Written exercise 1
In the text on the communist party in Canada, what fundamental outlook on the world did the great revolutionary leaders hold?
Written exercise 2
Which men does the text on the communist party in Canada name as the authors of the works that describe the way to socialism?
Written exercise 3
Extend the text on the communist party in Canada, picking up after its final sentence.

** start of Text **

Marxism-Leninism develops in the struggle against all which is anti-Marxist. This universal truth of communist theory holds true for the struggle to build an authentic communist party in Canada.
More and more workers are realizing that the capitalist system is rotten to the core. They are open to new ideas; looking for an alternative; many confusedly aspire to socialism.
But socialism and the road to transform the society to a socialist system cannot be achieved in l001 different ways. There is only one way, that’s the way traced out by the history of the working class’s struggle against exploitation. That’s the way described in the works of Marx, Engels, Lenin, Stalin and Mao Tsetung. Why? Because these men have scientifically analyzed the history of human society and understood how the class contradictions are the motor of history. They have drawn the lessons from the errors and synthesized these lessons to trace the road to socialism.
These great revolutionary leaders were able to develop this analysis because their fundamental outlook on the world was dialectical materialism and not the bourgeois ideology of idealism and metaphysics.

** end of Text **
** start of Dataset content **

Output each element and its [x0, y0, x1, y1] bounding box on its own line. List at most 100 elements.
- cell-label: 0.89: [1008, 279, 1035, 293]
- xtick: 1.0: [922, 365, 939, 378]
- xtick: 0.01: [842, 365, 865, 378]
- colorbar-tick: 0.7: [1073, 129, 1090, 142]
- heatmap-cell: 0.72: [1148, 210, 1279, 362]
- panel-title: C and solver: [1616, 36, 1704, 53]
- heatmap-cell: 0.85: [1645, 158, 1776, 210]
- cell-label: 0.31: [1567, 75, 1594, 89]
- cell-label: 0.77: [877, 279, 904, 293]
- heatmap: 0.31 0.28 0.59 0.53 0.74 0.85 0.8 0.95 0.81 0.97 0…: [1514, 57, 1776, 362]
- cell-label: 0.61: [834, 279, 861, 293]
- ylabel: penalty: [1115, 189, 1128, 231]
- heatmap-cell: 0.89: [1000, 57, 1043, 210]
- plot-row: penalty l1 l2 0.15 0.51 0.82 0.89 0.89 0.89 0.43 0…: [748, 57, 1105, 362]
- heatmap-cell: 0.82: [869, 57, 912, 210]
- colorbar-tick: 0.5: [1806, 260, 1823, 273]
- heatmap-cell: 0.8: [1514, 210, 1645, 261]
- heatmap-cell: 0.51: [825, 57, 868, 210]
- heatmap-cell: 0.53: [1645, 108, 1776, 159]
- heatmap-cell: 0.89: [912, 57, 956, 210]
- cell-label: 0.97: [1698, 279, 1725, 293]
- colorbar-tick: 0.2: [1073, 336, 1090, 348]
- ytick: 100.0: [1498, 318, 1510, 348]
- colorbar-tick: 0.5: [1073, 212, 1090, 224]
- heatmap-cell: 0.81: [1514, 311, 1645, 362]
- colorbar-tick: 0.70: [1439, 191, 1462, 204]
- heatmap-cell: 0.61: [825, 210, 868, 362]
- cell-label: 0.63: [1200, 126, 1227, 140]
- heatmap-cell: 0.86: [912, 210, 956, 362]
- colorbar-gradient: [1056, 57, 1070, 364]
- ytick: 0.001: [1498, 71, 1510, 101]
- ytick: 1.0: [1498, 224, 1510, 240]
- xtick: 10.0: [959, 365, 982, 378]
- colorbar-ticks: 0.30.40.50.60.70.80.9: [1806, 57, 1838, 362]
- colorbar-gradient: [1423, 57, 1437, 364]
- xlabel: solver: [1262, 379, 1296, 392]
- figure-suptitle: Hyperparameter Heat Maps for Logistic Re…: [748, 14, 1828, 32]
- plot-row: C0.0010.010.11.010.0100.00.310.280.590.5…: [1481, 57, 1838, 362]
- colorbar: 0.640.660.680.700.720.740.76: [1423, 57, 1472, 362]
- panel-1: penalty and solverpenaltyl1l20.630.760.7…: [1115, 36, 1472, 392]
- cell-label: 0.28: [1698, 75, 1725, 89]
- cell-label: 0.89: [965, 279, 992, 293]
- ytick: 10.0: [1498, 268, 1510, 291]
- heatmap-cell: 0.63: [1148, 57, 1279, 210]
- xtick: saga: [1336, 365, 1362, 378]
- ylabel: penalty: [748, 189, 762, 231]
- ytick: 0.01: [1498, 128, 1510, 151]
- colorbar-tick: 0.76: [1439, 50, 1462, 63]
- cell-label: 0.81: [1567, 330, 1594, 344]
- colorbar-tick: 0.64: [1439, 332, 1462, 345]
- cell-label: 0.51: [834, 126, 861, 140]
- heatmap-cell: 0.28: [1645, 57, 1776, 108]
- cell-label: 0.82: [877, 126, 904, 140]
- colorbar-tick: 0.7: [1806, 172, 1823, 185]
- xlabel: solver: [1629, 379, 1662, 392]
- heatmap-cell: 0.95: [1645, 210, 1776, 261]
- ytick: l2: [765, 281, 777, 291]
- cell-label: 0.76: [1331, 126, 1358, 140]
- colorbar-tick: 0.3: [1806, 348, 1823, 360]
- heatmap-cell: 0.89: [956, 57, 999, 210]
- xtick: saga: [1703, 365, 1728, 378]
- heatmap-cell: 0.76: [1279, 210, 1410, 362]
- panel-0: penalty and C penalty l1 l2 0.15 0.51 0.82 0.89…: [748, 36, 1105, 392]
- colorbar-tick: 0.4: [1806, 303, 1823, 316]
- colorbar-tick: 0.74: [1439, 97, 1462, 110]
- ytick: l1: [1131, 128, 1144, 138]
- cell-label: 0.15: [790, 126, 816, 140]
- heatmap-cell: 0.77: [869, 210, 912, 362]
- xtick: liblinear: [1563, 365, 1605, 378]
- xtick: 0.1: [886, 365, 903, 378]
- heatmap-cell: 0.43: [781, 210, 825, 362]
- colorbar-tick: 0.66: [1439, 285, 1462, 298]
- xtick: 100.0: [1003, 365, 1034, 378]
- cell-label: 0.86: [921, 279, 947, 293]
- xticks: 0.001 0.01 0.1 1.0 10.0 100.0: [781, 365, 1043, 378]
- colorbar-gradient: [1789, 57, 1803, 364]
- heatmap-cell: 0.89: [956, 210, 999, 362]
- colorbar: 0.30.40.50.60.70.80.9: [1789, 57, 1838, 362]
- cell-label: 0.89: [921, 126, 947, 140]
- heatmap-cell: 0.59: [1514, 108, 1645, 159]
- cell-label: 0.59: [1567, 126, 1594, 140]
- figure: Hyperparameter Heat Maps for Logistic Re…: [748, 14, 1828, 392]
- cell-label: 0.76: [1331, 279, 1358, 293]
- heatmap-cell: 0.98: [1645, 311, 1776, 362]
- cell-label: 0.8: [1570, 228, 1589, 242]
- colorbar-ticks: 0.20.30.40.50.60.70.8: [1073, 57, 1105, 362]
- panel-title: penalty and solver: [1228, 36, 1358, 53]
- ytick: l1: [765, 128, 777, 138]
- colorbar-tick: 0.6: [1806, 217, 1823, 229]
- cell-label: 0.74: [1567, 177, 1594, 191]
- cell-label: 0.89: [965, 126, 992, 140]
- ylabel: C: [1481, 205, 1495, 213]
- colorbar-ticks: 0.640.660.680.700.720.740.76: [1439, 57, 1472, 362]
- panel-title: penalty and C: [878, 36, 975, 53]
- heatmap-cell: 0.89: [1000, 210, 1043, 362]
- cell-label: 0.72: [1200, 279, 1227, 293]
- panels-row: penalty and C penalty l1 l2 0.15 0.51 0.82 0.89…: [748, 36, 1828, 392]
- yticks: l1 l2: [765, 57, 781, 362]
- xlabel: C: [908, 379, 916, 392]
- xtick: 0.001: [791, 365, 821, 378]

** end of Dataset content **

Expected answer 1
Dialectical materialism.

Expected answer 2
Marx, Engels, Lenin, Stalin, Mao Tsetung

Expected answer 3
In the history of the working class, there have been several attempts to transform society. All, except those based on the science of Marxism-Leninism, have failed. This is the case also with those who have long since abandoned the Marxist-Leninist principles, like the “Communist” Party of the Soviet Union did in 1956, thus no longer remaining a communist party. The result is that they have transformed a socialist country into a capitalist country.
Marxist-Leninist principles teach us that it is impossible to make the revolution without a Marxist-Leninist party to guide the struggle: because the party is the guarantee that the revolution is directed by a single centre, that has as its base the scientific principles of Marxism-Leninism, the lessons from history.
But there are always opportunists who try to sidetrack us from the correct road and bring about our defeat. Why? Because they bow down before the spontaneous movement of the working class. They want to forget the science and the historical lessons of the workers’ movement. These are opportunists that deny the necessity to create the Marxist-Leninist party. They imagine that we can advance towards socialism without a unified direction, that the workers’ movement on its own, without a scientific direction, could overthrow the bourgeoisie and it’s state. They propose a multitude of “original” options. Thus we can hear of “the workers’ party” proposed by the reformists and Trotskyists, or the “federated mass workers’ party”, the “brilliant” revisionist idea. These conceptions all have one thing in common, they deny the Marxist-Leninist theory as the only guide to action.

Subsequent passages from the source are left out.